- Description of the task
Quote the stretch of lines from the one containing "scroll-down-icon[interactable]: ∨ — [1070, 433, 1095, 447]" through the one containing "code-horizontal-scrollbar[interactable]: < >", both included, exactly as they appear.

Excerpt from a dataset

• • • • •

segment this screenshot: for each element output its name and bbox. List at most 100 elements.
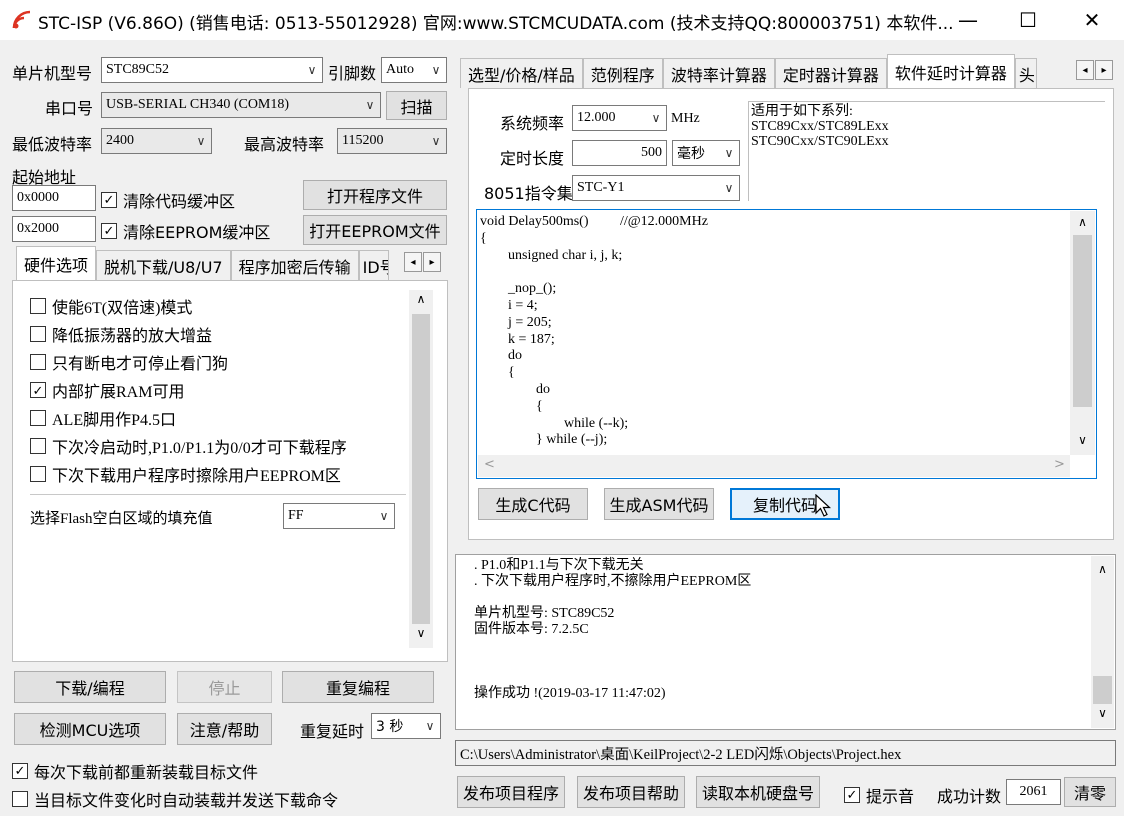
scroll-down-icon[interactable]: ∨ — [1070, 433, 1095, 447]
code-vertical-scrollbar[interactable]: ∧ ∨ — [1070, 211, 1095, 455]
duration-unit-select[interactable]: 毫秒 ∨ — [672, 140, 740, 166]
help-button[interactable]: 注意/帮助 — [177, 713, 272, 745]
clear-code-checkbox[interactable]: ✓ 清除代码缓冲区 — [101, 188, 235, 212]
tab-scroll-left-icon[interactable]: ◂ — [1076, 60, 1094, 80]
download-program-button[interactable]: 下载/编程 — [14, 671, 166, 703]
tab-hardware-options[interactable]: 硬件选项 — [16, 246, 97, 280]
clear-count-button[interactable]: 清零 — [1064, 777, 1116, 807]
hardware-option-label: 下次冷启动时,P1.0/P1.1为0/0才可下载程序 — [52, 440, 347, 457]
hardware-option-5[interactable]: 下次冷启动时,P1.0/P1.1为0/0才可下载程序 — [30, 434, 347, 458]
open-program-file-button[interactable]: 打开程序文件 — [303, 180, 447, 210]
code-horizontal-scrollbar[interactable]: < > — [478, 455, 1070, 477]
check-mcu-options-button[interactable]: 检测MCU选项 — [14, 713, 166, 745]
tab-scroll-right-icon[interactable]: ▸ — [423, 252, 441, 272]
duration-label: 定时长度 — [500, 149, 565, 168]
fill-value-select[interactable]: FF ∨ — [283, 503, 395, 529]
open-eeprom-file-button[interactable]: 打开EEPROM文件 — [303, 215, 447, 245]
mcu-type-value: STC89C52 — [106, 62, 170, 77]
scroll-left-icon[interactable]: < — [484, 457, 495, 472]
tab-header[interactable]: 头 — [1014, 58, 1037, 88]
tab-scroll-right-icon[interactable]: ▸ — [1095, 60, 1113, 80]
min-baud-label: 最低波特率 — [12, 135, 93, 154]
scroll-thumb[interactable] — [1073, 235, 1092, 407]
scroll-thumb[interactable] — [1093, 676, 1112, 704]
scroll-up-icon[interactable]: ∧ — [1070, 215, 1095, 229]
generate-c-code-button[interactable]: 生成C代码 — [478, 488, 588, 520]
stop-button[interactable]: 停止 — [177, 671, 272, 703]
max-baud-label: 最高波特率 — [244, 135, 325, 154]
scan-button[interactable]: 扫描 — [386, 91, 447, 120]
tab-baud-calculator[interactable]: 波特率计算器 — [662, 58, 775, 88]
hardware-option-0[interactable]: 使能6T(双倍速)模式 — [30, 294, 192, 318]
instruction-set-label: 8051指令集 — [484, 184, 573, 203]
auto-send-checkbox[interactable]: 当目标文件变化时自动装载并发送下载命令 — [12, 787, 338, 811]
scroll-right-icon[interactable]: > — [1054, 457, 1065, 472]
minimize-button[interactable]: — — [940, 0, 996, 40]
chevron-down-icon: ∨ — [379, 508, 389, 523]
repeat-delay-value: 3 秒 — [376, 719, 404, 735]
tab-timer-calculator[interactable]: 定时器计算器 — [774, 58, 887, 88]
min-baud-select[interactable]: 2400 ∨ — [101, 128, 212, 154]
system-frequency-select[interactable]: 12.000 ∨ — [572, 105, 667, 131]
tab-id[interactable]: ID号 — [358, 250, 389, 280]
tab-scroll-left-icon[interactable]: ◂ — [404, 252, 422, 272]
app-logo-icon — [12, 10, 31, 29]
checkbox-unchecked-icon — [30, 326, 46, 342]
chevron-down-icon: ∨ — [365, 97, 375, 112]
scroll-down-icon[interactable]: ∨ — [409, 626, 433, 640]
repeat-delay-select[interactable]: 3 秒 ∨ — [371, 713, 441, 739]
left-tab-bar: 硬件选项 脱机下载/U8/U7 程序加密后传输 ID号 — [16, 246, 389, 280]
right-tab-bar: 选型/价格/样品 范例程序 波特率计算器 定时器计算器 软件延时计算器 头 — [460, 54, 1037, 88]
code-address-input[interactable]: 0x0000 — [12, 185, 96, 211]
scroll-down-icon[interactable]: ∨ — [1091, 706, 1114, 720]
reprogram-button[interactable]: 重复编程 — [282, 671, 434, 703]
read-disk-id-button[interactable]: 读取本机硬盘号 — [696, 776, 820, 808]
options-scrollbar[interactable]: ∧ ∨ — [409, 290, 433, 648]
tab-encrypted-transfer[interactable]: 程序加密后传输 — [230, 250, 359, 280]
right-tab-scroller: ◂ ▸ — [1076, 60, 1113, 80]
scroll-thumb[interactable] — [412, 314, 430, 624]
publish-help-button[interactable]: 发布项目帮助 — [577, 776, 685, 808]
generate-asm-code-button[interactable]: 生成ASM代码 — [604, 488, 714, 520]
tab-delay-calculator[interactable]: 软件延时计算器 — [886, 54, 1015, 88]
hardware-option-1[interactable]: 降低振荡器的放大增益 — [30, 322, 212, 346]
pin-count-select[interactable]: Auto ∨ — [381, 57, 447, 83]
hardware-option-4[interactable]: ALE脚用作P4.5口 — [30, 406, 176, 430]
tab-selection-price[interactable]: 选型/价格/样品 — [460, 58, 583, 88]
tab-examples[interactable]: 范例程序 — [582, 58, 663, 88]
checkbox-unchecked-icon — [30, 438, 46, 454]
hardware-option-3[interactable]: ✓ 内部扩展RAM可用 — [30, 378, 184, 402]
publish-project-button[interactable]: 发布项目程序 — [457, 776, 565, 808]
generated-code: void Delay500ms() //@12.000MHz { unsigne… — [480, 214, 708, 448]
reload-label: 每次下载前都重新装载目标文件 — [34, 763, 259, 782]
mcu-type-select[interactable]: STC89C52 ∨ — [101, 57, 323, 83]
scroll-up-icon[interactable]: ∧ — [1091, 562, 1114, 576]
reload-before-download-checkbox[interactable]: ✓ 每次下载前都重新装载目标文件 — [12, 759, 258, 783]
left-tab-scroller: ◂ ▸ — [404, 252, 441, 272]
title-bar[interactable]: STC-ISP (V6.86O) (销售电话: 0513-55012928) 官… — [0, 0, 1124, 40]
hardware-option-6[interactable]: 下次下载用户程序时擦除用户EEPROM区 — [30, 462, 341, 486]
scroll-up-icon[interactable]: ∧ — [409, 292, 433, 306]
chevron-down-icon: ∨ — [425, 719, 435, 733]
checkbox-unchecked-icon — [30, 354, 46, 370]
pin-count-label: 引脚数 — [328, 64, 377, 83]
hardware-option-label: 内部扩展RAM可用 — [52, 384, 185, 401]
instruction-set-select[interactable]: STC-Y1 ∨ — [572, 175, 740, 201]
chevron-down-icon: ∨ — [431, 133, 441, 148]
close-button[interactable]: ✕ — [1064, 0, 1120, 40]
checkbox-checked-icon: ✓ — [101, 192, 117, 208]
tab-offline-download[interactable]: 脱机下载/U8/U7 — [96, 250, 231, 280]
maximize-button[interactable]: ☐ — [1000, 0, 1056, 40]
checkbox-checked-icon: ✓ — [844, 787, 860, 803]
eeprom-address-input[interactable]: 0x2000 — [12, 216, 96, 242]
log-scrollbar[interactable]: ∧ ∨ — [1091, 556, 1114, 728]
chevron-down-icon: ∨ — [651, 110, 661, 125]
log-text: . P1.0和P1.1与下次下载无关 . 下次下载用户程序时,不擦除用户EEPR… — [474, 558, 752, 701]
checkbox-unchecked-icon — [30, 410, 46, 426]
clear-eeprom-checkbox[interactable]: ✓ 清除EEPROM缓冲区 — [101, 219, 270, 243]
serial-port-select[interactable]: USB-SERIAL CH340 (COM18) ∨ — [101, 92, 381, 118]
beep-checkbox[interactable]: ✓ 提示音 — [844, 783, 914, 807]
duration-input[interactable]: 500 — [572, 140, 667, 166]
hardware-option-2[interactable]: 只有断电才可停止看门狗 — [30, 350, 228, 374]
max-baud-select[interactable]: 115200 ∨ — [337, 128, 447, 154]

• • • • •

- Task response
scroll-down-icon[interactable]: ∨ — [1070, 433, 1095, 447]
code-vertical-scrollbar[interactable]: ∧ ∨ — [1070, 211, 1095, 455]
duration-unit-select[interactable]: 毫秒 ∨ — [672, 140, 740, 166]
help-button[interactable]: 注意/帮助 — [177, 713, 272, 745]
clear-code-checkbox[interactable]: ✓ 清除代码缓冲区 — [101, 188, 235, 212]
tab-scroll-left-icon[interactable]: ◂ — [1076, 60, 1094, 80]
download-program-button[interactable]: 下载/编程 — [14, 671, 166, 703]
tab-hardware-options[interactable]: 硬件选项 — [16, 246, 97, 280]
clear-count-button[interactable]: 清零 — [1064, 777, 1116, 807]
hardware-option-label: 下次冷启动时,P1.0/P1.1为0/0才可下载程序 — [52, 440, 347, 457]
hardware-option-5[interactable]: 下次冷启动时,P1.0/P1.1为0/0才可下载程序 — [30, 434, 347, 458]
open-program-file-button[interactable]: 打开程序文件 — [303, 180, 447, 210]
code-horizontal-scrollbar[interactable]: < > — [478, 455, 1070, 477]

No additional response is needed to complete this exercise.